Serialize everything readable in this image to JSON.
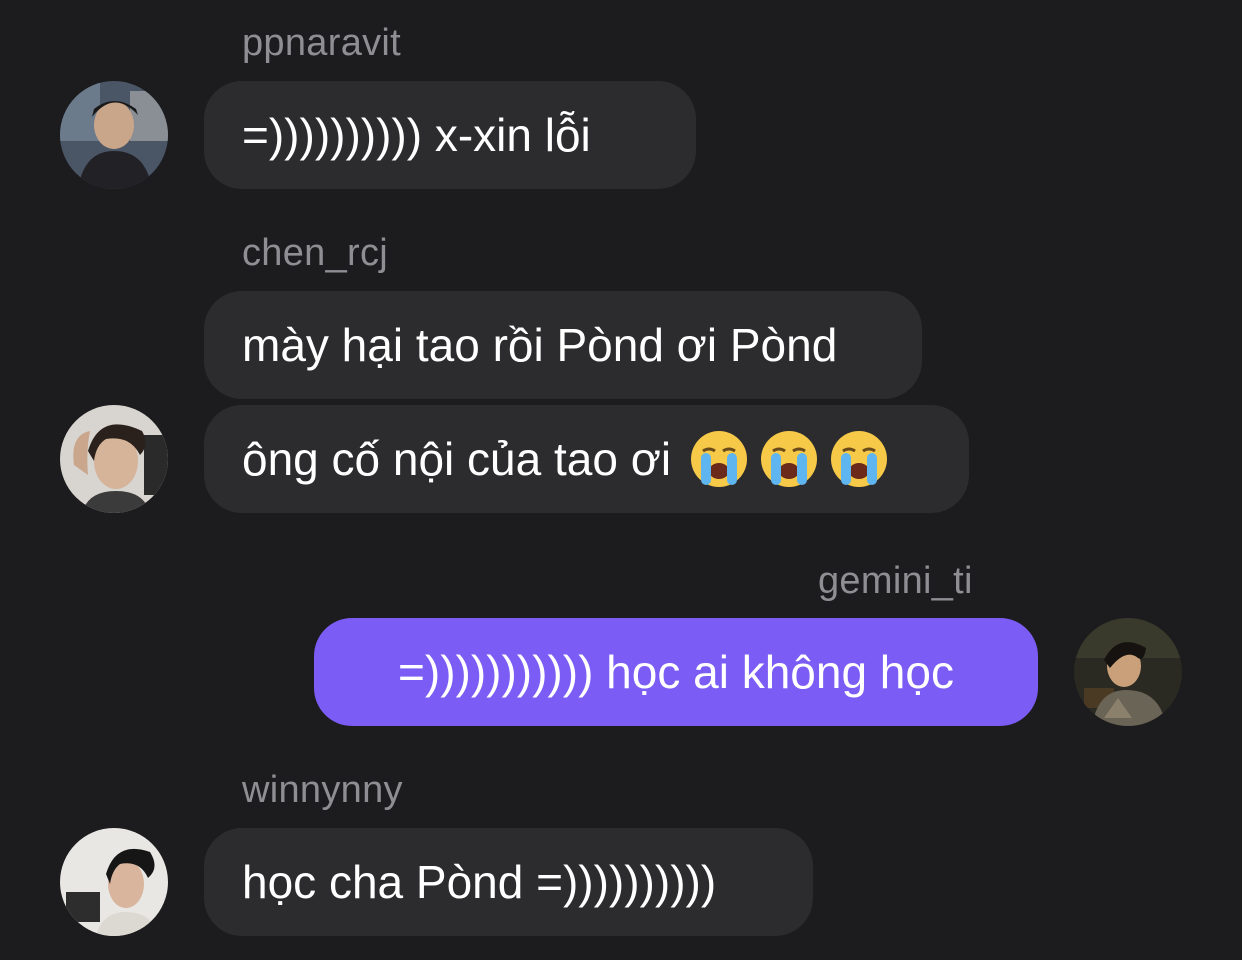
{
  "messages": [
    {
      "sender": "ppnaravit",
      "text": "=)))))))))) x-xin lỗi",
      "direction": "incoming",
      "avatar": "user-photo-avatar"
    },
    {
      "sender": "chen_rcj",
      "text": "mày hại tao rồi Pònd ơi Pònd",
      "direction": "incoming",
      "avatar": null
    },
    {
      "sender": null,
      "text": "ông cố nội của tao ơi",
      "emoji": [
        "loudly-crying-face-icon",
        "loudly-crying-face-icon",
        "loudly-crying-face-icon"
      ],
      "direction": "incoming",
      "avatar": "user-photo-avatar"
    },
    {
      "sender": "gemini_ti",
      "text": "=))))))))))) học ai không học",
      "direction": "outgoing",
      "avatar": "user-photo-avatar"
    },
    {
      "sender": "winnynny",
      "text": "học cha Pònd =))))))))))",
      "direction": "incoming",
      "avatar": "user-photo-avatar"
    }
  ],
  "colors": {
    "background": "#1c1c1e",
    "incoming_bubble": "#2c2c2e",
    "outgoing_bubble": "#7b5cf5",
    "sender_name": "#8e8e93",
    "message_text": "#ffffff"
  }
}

----------

Every entry must be written out exactly, with all pictures left out.

Written response:
Serialize everything readable in this image to JSON.
{
  "messages": [
    {
      "sender": "ppnaravit",
      "text": "=)))))))))) x-xin lỗi",
      "direction": "incoming",
      "avatar": "user-photo-avatar"
    },
    {
      "sender": "chen_rcj",
      "text": "mày hại tao rồi Pònd ơi Pònd",
      "direction": "incoming",
      "avatar": null
    },
    {
      "sender": null,
      "text": "ông cố nội của tao ơi",
      "emoji": [
        "loudly-crying-face-icon",
        "loudly-crying-face-icon",
        "loudly-crying-face-icon"
      ],
      "direction": "incoming",
      "avatar": "user-photo-avatar"
    },
    {
      "sender": "gemini_ti",
      "text": "=))))))))))) học ai không học",
      "direction": "outgoing",
      "avatar": "user-photo-avatar"
    },
    {
      "sender": "winnynny",
      "text": "học cha Pònd =))))))))))",
      "direction": "incoming",
      "avatar": "user-photo-avatar"
    }
  ],
  "colors": {
    "background": "#1c1c1e",
    "incoming_bubble": "#2c2c2e",
    "outgoing_bubble": "#7b5cf5",
    "sender_name": "#8e8e93",
    "message_text": "#ffffff"
  }
}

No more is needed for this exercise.